# Heaven is ...



## mathepac (19 Feb 2010)

A 911 GT3 RS and a deserted road in Southern France ... 

http://images.pistonheads.com/nimg/21533/PorscheGT3_oppo_wide.jpg

With the hail and snow back, what's your idea of heaven?


----------



## Caveat (19 Feb 2010)

Playing acoustic guitar in a chiringuito from sunset to sunrise with my wife and great company, drinking ice cold beer, eating tapas, occasionally swimming, having the odd recreational cigarette and making luurrvve 

Getting there and back in a white XJS HE cabrio (did they do one?)

_Edit: not sure about the HE part_ [broken link removed]


----------



## Lex Foutish (20 Feb 2010)

mathepac said:


> A 911 GT3 RS and a deserted road in Southern France ...
> 
> http://images.pistonheads.com/nimg/21533/PorscheGT3_oppo_wide.jpg
> 
> With the hail and snow back, what's your idea of heaven?


 
A quart in The Long Valley and being collected by the oul' doll and driven home in a Saab 900 Turbo. Sorry, I couldn't resist that one, Matz! 

My idea of heaven........? Probably standing on this tee box..... http://www.art4golfers.co.uk/product_images/tn_700_25%20grandison%20old%20head%20of%20kinsale%204th.jpg


----------



## Mpsox (22 Feb 2010)

Saturday morning, reading the newspapers at my big kitchen table with a mug of coffee and a scone and the wife and little un gone over to her mothers. Peace and quiet after a long week. Followed of course an hour or so later when they come back and I get told about what the bow-wow at Nana's was doing


----------



## Tinker Bell (22 Feb 2010)

────────────────

* [TASKS]
1. In the forum thread, what car does Lex Foutish picture being driven home in?
2. In the forum thread, copy everything from "Playing acoustic guitar" down to "they do one?)", renaming "white" as "silver".
3. Carry the forum thread about ideas of heaven on past its final line.

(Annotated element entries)
────────────────

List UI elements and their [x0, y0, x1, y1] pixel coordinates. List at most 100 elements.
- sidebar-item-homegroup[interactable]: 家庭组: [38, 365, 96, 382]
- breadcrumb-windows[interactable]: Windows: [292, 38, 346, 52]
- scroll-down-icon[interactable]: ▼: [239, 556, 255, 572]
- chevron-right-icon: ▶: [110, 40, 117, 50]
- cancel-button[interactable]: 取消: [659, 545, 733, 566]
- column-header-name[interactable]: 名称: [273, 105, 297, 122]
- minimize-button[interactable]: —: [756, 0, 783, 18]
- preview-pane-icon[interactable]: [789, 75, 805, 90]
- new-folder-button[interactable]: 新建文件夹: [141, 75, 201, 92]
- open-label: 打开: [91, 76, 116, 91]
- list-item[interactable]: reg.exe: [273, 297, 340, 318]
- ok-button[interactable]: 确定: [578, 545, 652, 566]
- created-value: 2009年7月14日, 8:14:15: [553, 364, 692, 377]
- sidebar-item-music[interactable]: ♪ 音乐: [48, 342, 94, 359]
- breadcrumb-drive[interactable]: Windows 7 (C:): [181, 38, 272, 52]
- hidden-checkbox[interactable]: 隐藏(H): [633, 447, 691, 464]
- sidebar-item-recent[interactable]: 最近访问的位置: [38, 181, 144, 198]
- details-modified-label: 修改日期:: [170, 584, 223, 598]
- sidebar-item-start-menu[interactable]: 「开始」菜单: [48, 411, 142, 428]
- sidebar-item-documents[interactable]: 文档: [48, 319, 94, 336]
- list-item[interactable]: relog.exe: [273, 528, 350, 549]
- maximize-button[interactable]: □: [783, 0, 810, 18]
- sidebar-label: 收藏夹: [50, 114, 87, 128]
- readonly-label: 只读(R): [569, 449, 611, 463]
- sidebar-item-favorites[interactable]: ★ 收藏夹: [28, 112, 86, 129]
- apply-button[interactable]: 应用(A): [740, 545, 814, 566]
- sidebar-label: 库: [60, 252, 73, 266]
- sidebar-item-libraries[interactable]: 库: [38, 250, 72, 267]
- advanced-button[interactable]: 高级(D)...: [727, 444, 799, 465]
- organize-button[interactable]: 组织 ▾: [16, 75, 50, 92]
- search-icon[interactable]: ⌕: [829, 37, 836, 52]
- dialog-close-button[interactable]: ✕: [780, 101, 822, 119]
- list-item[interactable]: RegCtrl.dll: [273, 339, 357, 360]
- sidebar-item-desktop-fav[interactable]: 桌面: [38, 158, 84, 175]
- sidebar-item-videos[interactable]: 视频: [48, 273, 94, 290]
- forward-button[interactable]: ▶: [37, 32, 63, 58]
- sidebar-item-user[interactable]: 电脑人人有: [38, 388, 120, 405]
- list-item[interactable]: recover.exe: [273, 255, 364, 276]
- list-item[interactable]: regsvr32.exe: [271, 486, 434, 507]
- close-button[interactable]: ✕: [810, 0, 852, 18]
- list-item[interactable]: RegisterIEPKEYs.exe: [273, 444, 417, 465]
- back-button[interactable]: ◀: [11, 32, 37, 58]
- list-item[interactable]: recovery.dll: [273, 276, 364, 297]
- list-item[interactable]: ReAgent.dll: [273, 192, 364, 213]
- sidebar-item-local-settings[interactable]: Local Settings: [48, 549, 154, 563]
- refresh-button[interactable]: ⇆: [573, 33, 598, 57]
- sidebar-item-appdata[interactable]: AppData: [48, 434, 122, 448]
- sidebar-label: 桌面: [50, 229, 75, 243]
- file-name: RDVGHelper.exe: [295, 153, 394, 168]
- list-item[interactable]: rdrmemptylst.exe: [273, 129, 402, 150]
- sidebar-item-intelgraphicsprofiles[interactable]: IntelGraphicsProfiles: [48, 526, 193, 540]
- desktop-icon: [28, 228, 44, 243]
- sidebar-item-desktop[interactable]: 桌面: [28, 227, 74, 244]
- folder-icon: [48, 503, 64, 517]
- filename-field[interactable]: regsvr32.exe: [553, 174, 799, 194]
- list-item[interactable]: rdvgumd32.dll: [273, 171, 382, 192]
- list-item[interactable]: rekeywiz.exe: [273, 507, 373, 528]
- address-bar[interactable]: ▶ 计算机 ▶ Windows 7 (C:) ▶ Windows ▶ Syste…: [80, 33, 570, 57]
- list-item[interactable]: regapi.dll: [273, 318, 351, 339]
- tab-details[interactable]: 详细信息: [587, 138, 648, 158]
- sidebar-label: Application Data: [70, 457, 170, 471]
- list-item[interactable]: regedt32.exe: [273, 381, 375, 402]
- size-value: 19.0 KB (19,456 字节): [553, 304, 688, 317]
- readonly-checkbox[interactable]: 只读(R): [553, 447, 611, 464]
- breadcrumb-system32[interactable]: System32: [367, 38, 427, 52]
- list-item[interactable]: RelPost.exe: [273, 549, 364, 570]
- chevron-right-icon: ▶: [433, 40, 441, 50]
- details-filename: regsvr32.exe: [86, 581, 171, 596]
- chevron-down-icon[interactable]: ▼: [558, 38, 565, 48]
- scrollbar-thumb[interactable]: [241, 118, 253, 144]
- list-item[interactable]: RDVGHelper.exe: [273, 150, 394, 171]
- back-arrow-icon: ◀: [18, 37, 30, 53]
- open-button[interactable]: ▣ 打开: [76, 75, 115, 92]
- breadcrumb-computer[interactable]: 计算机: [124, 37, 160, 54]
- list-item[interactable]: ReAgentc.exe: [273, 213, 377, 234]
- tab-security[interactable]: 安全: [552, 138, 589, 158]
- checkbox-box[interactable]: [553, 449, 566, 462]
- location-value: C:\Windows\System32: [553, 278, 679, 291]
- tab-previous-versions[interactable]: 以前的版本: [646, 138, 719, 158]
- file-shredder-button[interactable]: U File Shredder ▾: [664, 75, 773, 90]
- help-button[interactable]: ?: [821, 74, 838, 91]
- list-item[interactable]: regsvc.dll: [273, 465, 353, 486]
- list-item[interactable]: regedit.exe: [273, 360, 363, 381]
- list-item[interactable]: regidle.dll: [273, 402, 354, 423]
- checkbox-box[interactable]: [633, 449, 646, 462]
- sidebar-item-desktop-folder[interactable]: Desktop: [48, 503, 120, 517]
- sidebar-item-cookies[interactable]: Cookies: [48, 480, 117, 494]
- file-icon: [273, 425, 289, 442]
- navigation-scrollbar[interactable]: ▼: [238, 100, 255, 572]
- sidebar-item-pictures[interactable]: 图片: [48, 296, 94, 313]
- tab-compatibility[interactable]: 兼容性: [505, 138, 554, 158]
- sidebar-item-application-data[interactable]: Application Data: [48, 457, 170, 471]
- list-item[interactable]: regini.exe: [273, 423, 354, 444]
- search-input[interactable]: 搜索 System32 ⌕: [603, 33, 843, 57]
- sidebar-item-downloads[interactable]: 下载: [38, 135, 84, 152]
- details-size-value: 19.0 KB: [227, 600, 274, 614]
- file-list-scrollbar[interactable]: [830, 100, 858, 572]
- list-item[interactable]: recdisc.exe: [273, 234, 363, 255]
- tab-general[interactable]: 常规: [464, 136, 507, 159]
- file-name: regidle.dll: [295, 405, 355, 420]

────────────────

* [ANSWERS IN ORDER]
1. A Saab 900 Turbo.

2.
Playing acoustic guitar in a chiringuito from sunset to sunrise with my wife and great company, drinking ice cold beer, eating tapas, occasionally swimming, having the odd recreational cigarette and making luurrvve 

Getting there and back in a silver XJS HE cabrio (did they do one?)

3.
My fella cooking breakfast on Saturday morning while I'm still under the duvet.


----------



## bullbars (23 Feb 2010)

Due to recession-lack of jobs-emigration (see numerous other threads if further infor required) -Going home for a good long holiday- that moment I step of the plane in Dublin is bliss.Its just like the old ESB ad! Getting to see friends and family again and just having the craic.

Footing turf.
Making Hay-its a smell you never forget
Opening a realy sweet bale of silage
Spending hours covered in oil and grease in the shed tinkering with machines and finally getting them working when six hours earlier it was in pieces on the floor!
Doing stupid things like playing with the dogs and talking like an idiot to them.


----------



## Firefly (23 Feb 2010)

... Ballybunion (Old)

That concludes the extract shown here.